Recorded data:

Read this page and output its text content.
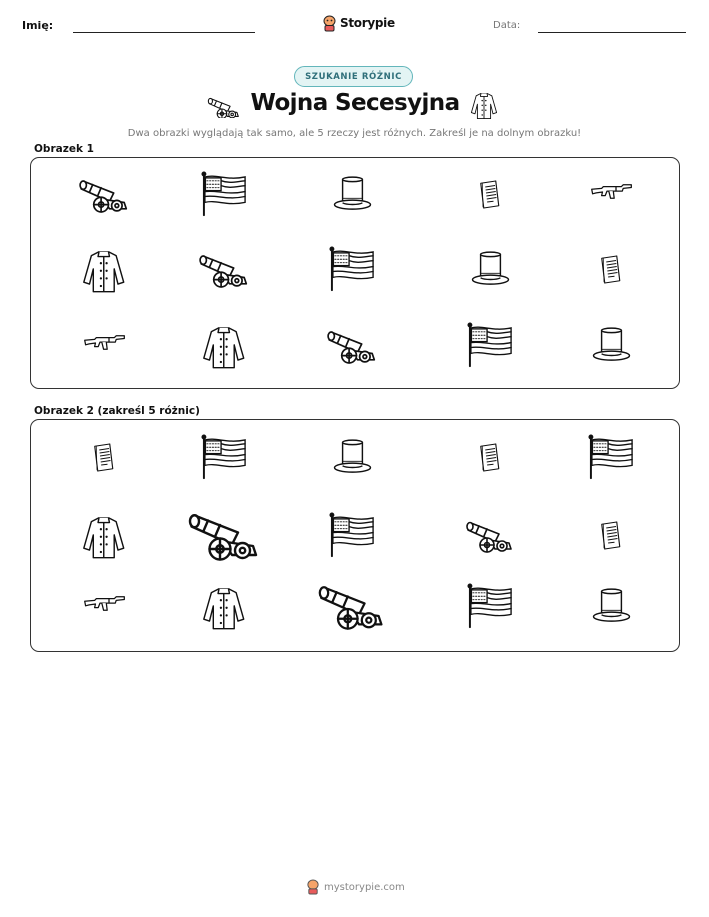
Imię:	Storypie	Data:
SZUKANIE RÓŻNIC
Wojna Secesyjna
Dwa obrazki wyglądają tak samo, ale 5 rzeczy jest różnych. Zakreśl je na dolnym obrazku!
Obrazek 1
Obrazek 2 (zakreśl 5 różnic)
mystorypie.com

--

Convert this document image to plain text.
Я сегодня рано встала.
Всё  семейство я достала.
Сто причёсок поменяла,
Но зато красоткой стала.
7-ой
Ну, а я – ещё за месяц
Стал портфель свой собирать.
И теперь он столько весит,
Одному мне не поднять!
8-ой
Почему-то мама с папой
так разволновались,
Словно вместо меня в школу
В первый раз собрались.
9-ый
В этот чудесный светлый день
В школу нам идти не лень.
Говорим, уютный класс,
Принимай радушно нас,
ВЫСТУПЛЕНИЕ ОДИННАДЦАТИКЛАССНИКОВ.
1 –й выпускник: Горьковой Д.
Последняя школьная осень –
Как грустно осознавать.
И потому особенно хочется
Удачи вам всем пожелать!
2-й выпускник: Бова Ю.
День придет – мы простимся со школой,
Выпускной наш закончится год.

--

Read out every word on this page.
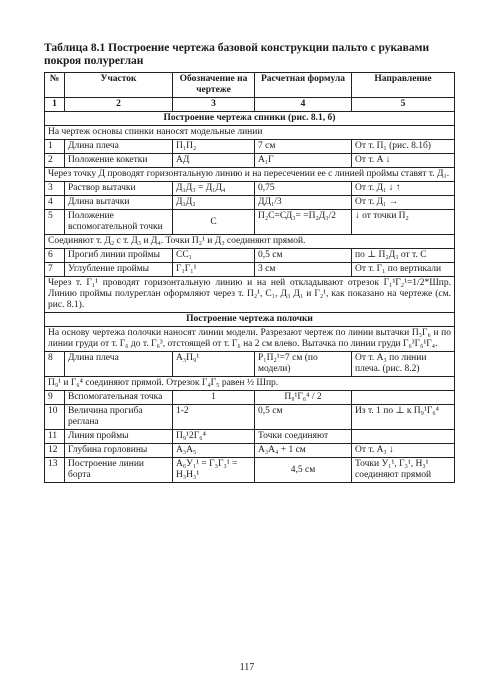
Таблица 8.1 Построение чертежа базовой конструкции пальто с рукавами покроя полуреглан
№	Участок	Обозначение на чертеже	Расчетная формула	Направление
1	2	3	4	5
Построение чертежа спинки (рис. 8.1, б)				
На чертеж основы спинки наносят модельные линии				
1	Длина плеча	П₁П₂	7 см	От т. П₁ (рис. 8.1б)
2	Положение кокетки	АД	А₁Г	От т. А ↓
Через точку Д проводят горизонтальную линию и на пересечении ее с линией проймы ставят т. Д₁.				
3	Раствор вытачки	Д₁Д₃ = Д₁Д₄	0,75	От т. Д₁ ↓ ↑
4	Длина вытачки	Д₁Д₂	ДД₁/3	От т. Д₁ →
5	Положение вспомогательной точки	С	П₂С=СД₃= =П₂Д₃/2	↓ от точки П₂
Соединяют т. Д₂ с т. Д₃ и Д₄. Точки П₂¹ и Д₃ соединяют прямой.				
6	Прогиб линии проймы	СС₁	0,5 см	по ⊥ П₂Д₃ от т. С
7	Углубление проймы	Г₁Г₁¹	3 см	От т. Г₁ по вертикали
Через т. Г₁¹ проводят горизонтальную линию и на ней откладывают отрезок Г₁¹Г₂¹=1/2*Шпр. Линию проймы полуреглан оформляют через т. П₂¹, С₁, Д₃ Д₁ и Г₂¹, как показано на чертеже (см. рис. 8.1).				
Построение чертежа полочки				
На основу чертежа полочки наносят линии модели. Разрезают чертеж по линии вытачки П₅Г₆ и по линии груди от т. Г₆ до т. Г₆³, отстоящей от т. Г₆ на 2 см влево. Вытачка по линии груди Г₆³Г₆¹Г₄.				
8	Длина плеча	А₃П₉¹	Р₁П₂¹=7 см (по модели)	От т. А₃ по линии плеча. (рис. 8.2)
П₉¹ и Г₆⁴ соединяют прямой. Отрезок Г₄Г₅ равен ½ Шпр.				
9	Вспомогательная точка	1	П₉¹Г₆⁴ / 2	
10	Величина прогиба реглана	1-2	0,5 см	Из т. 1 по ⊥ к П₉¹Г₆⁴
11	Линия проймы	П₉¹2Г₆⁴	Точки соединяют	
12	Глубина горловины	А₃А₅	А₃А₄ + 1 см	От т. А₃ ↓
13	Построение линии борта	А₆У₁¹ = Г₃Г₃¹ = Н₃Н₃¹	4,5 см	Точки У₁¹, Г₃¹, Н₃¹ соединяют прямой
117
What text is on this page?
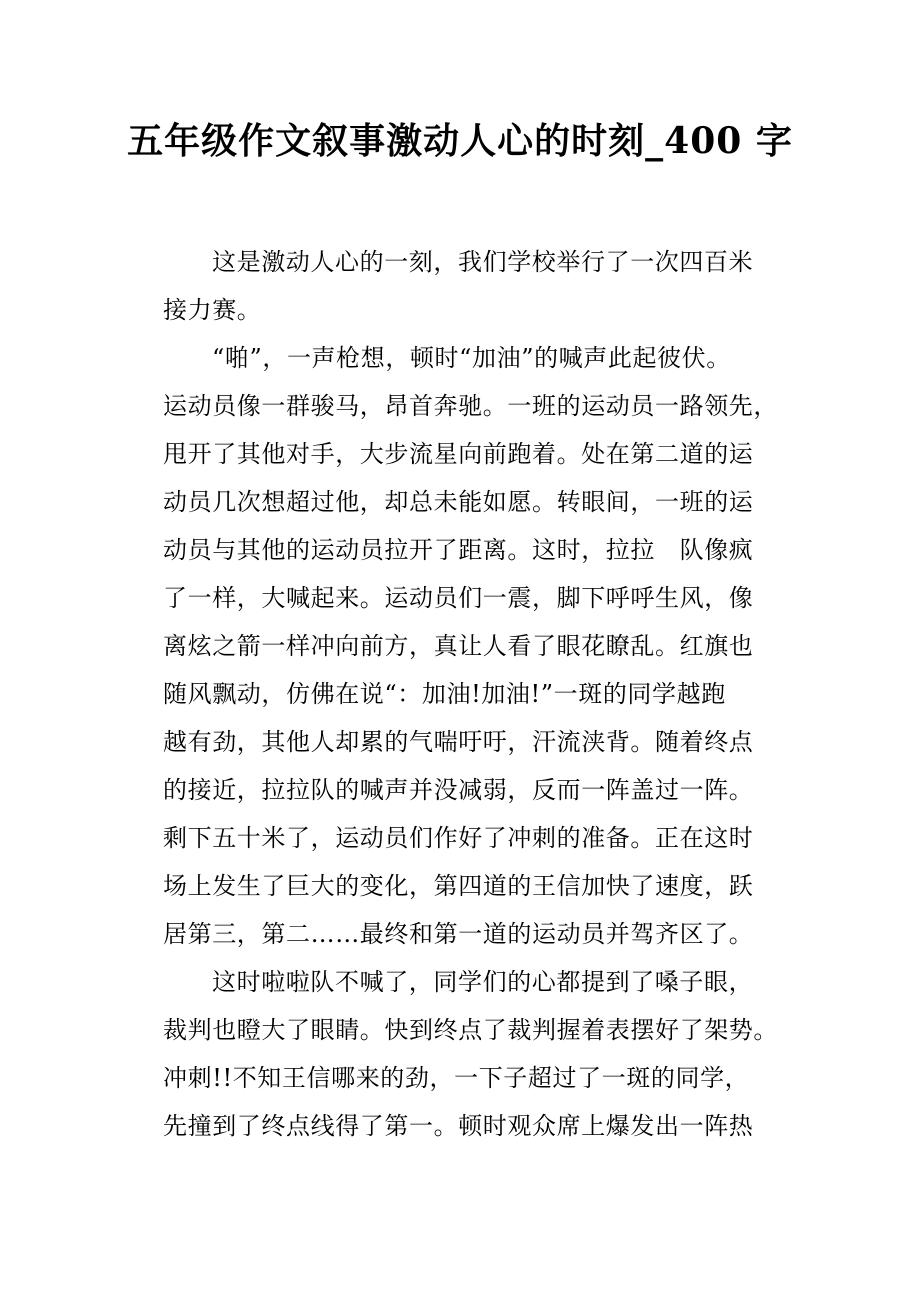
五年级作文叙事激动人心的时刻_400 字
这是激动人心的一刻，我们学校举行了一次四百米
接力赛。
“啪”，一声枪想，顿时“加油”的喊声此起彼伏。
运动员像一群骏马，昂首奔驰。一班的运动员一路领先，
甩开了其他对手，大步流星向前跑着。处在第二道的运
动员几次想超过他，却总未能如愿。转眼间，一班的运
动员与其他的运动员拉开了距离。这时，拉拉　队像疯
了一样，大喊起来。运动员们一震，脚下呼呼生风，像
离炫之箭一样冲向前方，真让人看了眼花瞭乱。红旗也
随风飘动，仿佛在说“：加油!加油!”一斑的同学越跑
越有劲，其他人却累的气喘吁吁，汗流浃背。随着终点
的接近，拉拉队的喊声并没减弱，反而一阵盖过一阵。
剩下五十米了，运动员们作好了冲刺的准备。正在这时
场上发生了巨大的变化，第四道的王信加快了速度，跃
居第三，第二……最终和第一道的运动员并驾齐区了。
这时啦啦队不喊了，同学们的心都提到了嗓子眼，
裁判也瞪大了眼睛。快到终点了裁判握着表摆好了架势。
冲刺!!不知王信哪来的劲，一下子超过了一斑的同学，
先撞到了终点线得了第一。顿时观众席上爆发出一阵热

→ **YOUR TASK**
Of the lines in the data, how many hold the string "спинки"? State the number, nothing else.

→ **TASK RESULT**
2